Figure contents as structured data:

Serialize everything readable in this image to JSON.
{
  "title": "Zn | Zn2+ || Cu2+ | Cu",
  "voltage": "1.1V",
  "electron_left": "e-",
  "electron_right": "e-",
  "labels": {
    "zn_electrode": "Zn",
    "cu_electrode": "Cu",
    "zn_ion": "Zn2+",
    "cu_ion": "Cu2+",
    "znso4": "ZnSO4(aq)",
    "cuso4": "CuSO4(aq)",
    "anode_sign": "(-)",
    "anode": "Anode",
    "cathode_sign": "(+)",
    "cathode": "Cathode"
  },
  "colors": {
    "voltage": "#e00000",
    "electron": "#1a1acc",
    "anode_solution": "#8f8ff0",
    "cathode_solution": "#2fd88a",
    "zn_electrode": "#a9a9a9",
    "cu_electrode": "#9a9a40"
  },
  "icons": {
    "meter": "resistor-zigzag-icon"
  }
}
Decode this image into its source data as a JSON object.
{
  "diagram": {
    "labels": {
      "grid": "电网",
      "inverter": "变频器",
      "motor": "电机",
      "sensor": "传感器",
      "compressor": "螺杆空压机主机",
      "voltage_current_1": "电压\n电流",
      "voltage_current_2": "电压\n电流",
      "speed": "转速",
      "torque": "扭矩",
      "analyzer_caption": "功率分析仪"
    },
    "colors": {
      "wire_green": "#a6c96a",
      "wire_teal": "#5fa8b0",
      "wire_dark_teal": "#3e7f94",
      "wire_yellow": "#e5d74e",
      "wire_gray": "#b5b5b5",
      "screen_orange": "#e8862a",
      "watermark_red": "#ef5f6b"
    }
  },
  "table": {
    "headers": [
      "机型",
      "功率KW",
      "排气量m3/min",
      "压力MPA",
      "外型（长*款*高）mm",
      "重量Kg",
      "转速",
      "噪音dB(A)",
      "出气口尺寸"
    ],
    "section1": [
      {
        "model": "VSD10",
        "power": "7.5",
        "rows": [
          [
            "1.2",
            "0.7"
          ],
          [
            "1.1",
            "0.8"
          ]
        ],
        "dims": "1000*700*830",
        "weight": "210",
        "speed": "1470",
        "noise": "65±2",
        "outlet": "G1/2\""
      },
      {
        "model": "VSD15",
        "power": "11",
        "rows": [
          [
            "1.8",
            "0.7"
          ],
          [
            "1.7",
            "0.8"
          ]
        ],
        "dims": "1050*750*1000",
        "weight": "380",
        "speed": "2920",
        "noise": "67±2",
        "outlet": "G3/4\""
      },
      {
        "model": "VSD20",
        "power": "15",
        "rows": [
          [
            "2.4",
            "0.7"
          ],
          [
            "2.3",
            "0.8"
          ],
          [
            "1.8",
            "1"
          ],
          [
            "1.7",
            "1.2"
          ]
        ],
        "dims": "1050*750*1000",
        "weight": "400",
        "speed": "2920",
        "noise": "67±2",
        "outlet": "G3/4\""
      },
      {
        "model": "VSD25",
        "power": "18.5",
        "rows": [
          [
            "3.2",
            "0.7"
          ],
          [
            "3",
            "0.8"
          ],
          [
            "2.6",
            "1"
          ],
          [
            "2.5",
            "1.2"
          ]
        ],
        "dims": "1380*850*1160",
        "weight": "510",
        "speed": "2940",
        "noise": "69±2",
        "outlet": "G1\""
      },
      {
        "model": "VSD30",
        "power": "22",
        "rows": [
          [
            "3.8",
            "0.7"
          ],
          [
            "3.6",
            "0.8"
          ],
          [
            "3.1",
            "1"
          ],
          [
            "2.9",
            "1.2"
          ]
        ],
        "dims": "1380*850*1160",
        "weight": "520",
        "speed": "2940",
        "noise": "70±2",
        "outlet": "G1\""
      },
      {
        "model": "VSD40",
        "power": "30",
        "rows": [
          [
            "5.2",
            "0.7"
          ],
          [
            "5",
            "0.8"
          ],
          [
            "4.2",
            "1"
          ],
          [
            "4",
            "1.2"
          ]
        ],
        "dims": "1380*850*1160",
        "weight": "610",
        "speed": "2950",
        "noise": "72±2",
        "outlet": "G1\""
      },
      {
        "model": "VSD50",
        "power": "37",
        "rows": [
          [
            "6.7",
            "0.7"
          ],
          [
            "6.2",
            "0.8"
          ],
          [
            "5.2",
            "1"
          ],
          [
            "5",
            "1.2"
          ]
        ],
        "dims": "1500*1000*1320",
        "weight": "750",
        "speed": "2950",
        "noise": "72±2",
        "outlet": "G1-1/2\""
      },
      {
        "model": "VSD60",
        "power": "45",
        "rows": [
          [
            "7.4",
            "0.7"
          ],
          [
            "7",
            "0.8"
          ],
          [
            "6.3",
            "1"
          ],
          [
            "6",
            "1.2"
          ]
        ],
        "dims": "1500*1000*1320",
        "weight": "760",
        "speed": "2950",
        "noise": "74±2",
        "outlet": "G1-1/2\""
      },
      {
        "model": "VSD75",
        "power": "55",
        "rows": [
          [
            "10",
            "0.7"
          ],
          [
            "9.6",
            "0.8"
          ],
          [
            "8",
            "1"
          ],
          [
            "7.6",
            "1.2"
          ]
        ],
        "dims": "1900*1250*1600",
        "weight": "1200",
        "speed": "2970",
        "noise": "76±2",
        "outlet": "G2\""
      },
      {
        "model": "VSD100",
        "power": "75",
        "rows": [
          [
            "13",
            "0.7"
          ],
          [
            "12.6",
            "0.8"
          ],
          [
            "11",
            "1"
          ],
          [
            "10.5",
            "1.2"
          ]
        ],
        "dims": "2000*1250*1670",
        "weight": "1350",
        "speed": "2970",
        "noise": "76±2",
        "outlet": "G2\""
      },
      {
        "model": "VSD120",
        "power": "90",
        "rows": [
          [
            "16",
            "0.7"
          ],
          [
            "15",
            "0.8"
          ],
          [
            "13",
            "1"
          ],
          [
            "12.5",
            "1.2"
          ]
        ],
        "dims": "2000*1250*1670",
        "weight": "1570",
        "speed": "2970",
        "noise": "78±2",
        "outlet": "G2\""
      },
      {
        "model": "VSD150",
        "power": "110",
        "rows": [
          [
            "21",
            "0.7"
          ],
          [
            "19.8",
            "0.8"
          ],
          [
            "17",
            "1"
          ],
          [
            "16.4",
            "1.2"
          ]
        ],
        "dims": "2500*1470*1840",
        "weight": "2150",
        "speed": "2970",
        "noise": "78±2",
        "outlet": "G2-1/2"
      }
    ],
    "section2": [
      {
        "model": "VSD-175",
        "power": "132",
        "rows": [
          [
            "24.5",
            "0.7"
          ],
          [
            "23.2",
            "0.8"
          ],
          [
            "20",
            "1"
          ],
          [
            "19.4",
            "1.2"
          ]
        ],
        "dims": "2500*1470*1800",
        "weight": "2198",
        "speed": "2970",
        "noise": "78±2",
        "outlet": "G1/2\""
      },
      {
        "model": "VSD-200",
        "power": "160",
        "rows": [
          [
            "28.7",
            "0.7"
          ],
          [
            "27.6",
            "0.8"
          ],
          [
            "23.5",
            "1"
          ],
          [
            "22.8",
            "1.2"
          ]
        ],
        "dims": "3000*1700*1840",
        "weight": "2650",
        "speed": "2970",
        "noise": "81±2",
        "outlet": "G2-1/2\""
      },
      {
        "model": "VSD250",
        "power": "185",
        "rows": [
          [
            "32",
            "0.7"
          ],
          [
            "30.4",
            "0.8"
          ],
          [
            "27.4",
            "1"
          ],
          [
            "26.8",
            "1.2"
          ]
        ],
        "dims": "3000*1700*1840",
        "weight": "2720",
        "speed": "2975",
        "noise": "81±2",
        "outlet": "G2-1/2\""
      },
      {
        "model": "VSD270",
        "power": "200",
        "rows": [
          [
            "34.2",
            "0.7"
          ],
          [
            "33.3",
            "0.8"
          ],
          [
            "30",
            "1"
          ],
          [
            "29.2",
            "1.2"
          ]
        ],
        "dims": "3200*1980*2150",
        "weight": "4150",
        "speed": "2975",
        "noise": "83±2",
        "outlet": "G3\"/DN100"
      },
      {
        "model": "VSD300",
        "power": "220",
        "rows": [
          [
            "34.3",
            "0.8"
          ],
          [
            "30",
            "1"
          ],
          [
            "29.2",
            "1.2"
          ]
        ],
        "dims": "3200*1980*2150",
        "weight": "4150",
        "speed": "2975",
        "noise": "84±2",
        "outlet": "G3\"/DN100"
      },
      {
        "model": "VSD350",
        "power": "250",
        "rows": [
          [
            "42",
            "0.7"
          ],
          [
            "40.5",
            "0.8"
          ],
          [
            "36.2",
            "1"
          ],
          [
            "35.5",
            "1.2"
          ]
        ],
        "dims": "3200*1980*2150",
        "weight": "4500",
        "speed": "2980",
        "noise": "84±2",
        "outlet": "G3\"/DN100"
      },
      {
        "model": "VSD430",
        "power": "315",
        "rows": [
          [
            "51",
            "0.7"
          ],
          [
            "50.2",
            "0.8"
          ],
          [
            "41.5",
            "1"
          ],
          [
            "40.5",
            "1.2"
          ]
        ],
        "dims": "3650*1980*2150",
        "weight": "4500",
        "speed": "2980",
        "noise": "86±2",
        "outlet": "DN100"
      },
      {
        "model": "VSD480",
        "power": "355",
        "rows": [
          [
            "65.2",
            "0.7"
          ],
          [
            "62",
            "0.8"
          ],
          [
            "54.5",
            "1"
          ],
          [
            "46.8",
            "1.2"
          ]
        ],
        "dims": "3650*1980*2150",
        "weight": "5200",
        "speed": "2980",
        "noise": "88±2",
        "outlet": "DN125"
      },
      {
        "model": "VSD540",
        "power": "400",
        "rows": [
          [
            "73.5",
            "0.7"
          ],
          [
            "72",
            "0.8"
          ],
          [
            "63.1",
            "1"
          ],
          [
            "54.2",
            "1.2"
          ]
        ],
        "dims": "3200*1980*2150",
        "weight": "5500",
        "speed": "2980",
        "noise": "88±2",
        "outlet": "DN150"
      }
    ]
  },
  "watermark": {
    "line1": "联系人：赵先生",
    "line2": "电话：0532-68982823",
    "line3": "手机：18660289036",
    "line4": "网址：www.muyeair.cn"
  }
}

◆ Your instructions
Search the entries for the word "image" and pick out every line that holds it.

◆ Expected answer
Serialize everything readable in this image to JSON.
Decode this image into its source data as a JSON object.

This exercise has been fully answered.